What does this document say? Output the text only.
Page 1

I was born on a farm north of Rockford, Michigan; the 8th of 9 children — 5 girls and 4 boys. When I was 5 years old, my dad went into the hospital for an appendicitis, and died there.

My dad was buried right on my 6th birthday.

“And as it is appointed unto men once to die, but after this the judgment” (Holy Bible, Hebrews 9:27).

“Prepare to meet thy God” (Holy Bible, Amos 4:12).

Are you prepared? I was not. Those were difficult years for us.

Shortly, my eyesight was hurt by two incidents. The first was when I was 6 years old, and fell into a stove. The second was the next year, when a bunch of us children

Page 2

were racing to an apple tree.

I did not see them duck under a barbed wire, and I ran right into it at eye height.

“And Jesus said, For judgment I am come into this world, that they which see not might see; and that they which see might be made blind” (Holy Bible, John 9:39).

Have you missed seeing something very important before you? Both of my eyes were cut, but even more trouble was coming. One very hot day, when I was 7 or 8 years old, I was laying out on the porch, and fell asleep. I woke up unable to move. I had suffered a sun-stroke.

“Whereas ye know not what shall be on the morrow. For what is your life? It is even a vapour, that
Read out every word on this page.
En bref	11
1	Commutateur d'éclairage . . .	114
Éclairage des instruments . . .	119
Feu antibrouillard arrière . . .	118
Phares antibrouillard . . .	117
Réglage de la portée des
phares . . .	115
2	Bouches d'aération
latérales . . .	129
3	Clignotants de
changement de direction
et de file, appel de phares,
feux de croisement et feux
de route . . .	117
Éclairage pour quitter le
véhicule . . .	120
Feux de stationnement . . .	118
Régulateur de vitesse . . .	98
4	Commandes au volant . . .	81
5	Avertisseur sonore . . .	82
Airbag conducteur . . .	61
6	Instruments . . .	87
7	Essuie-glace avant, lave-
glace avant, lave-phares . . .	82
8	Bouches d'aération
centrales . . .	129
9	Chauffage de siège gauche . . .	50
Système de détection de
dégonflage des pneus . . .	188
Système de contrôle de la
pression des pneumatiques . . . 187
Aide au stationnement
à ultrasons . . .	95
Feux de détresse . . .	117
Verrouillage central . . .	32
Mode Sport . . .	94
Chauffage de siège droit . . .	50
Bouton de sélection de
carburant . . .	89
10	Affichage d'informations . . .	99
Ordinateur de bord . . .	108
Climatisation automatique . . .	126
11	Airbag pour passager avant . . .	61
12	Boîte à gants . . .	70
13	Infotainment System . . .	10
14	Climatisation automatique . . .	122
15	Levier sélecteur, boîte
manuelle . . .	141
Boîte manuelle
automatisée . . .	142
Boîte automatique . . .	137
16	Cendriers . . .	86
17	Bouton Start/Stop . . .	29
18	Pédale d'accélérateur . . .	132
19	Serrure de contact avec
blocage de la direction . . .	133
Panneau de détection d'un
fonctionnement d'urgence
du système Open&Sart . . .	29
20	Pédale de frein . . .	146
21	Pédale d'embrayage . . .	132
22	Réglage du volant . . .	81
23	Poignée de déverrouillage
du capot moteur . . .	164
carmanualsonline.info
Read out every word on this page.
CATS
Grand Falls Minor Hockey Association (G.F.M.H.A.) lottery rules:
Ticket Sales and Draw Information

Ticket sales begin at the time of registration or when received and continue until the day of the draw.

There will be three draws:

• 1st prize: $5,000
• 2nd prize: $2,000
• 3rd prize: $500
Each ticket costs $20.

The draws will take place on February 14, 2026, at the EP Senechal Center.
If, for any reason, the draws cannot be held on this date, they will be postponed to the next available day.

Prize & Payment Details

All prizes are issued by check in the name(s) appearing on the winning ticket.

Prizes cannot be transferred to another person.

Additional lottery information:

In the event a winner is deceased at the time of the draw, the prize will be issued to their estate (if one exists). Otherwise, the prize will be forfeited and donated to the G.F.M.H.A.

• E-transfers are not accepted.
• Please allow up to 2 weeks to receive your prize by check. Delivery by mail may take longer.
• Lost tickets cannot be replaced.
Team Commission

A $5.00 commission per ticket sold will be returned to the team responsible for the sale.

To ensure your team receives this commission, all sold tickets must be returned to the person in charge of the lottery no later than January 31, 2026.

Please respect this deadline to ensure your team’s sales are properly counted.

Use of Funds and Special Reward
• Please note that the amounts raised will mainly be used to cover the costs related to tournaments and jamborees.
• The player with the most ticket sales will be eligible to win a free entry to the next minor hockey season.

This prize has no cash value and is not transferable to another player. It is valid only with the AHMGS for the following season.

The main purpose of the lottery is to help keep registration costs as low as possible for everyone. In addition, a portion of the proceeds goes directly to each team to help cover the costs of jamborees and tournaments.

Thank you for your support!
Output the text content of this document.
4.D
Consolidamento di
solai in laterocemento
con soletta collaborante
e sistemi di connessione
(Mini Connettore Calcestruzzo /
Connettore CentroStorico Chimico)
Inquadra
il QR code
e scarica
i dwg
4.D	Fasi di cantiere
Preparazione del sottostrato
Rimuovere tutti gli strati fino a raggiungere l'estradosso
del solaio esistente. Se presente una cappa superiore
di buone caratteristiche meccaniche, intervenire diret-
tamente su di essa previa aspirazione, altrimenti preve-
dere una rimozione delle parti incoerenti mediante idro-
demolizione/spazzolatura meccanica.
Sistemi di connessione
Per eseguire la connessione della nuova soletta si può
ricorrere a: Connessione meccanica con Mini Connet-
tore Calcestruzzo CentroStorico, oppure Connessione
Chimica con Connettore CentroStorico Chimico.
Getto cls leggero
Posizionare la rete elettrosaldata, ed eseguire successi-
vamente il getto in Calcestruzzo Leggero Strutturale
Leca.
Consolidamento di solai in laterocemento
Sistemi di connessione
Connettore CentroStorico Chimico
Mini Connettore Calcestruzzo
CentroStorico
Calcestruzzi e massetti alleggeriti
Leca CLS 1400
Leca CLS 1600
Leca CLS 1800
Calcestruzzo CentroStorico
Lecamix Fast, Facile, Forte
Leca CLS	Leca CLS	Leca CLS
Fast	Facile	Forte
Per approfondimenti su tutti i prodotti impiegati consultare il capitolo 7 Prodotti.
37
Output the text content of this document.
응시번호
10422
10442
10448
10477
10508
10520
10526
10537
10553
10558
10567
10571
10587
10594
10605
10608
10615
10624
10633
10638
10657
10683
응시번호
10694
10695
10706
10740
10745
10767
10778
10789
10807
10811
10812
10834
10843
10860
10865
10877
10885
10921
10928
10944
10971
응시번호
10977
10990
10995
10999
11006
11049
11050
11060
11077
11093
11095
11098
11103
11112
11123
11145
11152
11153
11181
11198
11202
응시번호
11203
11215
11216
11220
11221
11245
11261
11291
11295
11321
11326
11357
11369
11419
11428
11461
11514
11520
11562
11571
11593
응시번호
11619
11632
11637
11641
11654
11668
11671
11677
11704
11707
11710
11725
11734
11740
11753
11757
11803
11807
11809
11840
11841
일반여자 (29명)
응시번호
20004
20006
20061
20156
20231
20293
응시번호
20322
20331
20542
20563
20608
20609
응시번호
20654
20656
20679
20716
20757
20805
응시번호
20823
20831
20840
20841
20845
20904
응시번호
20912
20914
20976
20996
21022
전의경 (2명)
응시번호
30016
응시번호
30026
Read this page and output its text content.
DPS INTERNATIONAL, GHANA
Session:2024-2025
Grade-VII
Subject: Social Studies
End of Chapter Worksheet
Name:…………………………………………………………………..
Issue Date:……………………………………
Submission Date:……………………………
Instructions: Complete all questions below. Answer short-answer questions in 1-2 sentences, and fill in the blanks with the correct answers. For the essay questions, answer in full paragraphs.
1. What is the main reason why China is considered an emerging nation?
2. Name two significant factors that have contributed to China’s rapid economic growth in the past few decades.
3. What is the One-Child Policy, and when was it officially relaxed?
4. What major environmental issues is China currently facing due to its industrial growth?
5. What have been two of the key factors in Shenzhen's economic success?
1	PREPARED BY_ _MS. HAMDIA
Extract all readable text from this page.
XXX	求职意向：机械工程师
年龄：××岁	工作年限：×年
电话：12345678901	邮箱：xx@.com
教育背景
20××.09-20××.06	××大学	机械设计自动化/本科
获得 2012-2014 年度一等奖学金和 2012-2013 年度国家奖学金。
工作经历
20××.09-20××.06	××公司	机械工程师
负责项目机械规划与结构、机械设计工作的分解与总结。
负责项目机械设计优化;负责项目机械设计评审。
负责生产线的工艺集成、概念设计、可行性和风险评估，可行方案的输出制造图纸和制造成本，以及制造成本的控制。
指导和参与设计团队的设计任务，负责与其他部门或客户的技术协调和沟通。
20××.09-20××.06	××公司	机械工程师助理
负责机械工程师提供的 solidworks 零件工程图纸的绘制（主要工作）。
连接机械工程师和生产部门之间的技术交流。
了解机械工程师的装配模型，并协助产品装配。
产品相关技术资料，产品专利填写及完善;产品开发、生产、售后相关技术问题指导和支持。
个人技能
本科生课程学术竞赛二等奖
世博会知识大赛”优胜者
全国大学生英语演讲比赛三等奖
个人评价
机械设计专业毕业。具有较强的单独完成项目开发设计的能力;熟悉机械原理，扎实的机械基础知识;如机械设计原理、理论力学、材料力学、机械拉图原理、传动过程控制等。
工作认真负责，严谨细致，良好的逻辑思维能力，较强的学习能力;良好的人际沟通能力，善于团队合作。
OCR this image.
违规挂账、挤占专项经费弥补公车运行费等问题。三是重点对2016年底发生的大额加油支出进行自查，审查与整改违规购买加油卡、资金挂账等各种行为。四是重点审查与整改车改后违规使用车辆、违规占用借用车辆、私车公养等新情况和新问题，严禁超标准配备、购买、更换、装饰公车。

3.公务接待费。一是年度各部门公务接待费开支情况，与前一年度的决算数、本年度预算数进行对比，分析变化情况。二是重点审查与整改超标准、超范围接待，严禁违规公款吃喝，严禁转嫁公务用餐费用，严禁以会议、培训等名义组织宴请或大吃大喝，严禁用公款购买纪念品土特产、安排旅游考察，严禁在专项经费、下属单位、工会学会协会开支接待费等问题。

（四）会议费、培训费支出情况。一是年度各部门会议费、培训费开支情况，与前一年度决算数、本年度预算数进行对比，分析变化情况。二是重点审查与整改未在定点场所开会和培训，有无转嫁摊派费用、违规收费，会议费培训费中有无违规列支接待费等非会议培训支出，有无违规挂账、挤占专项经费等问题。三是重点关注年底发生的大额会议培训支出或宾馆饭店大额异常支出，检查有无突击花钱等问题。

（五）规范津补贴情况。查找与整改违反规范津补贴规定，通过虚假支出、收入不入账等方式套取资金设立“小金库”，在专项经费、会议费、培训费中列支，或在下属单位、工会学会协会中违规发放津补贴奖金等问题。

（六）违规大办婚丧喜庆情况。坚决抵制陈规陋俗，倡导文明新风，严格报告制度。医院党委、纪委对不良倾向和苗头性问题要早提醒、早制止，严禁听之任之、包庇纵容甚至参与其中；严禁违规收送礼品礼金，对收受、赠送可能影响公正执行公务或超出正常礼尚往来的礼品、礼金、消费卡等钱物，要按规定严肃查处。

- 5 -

* What to produce *
In the lines above, find each one with "eseguire" and list it.

* Written solution *
Per eseguire la connessione della nuova soletta si può
Posizionare la rete elettrosaldata, ed eseguire successi-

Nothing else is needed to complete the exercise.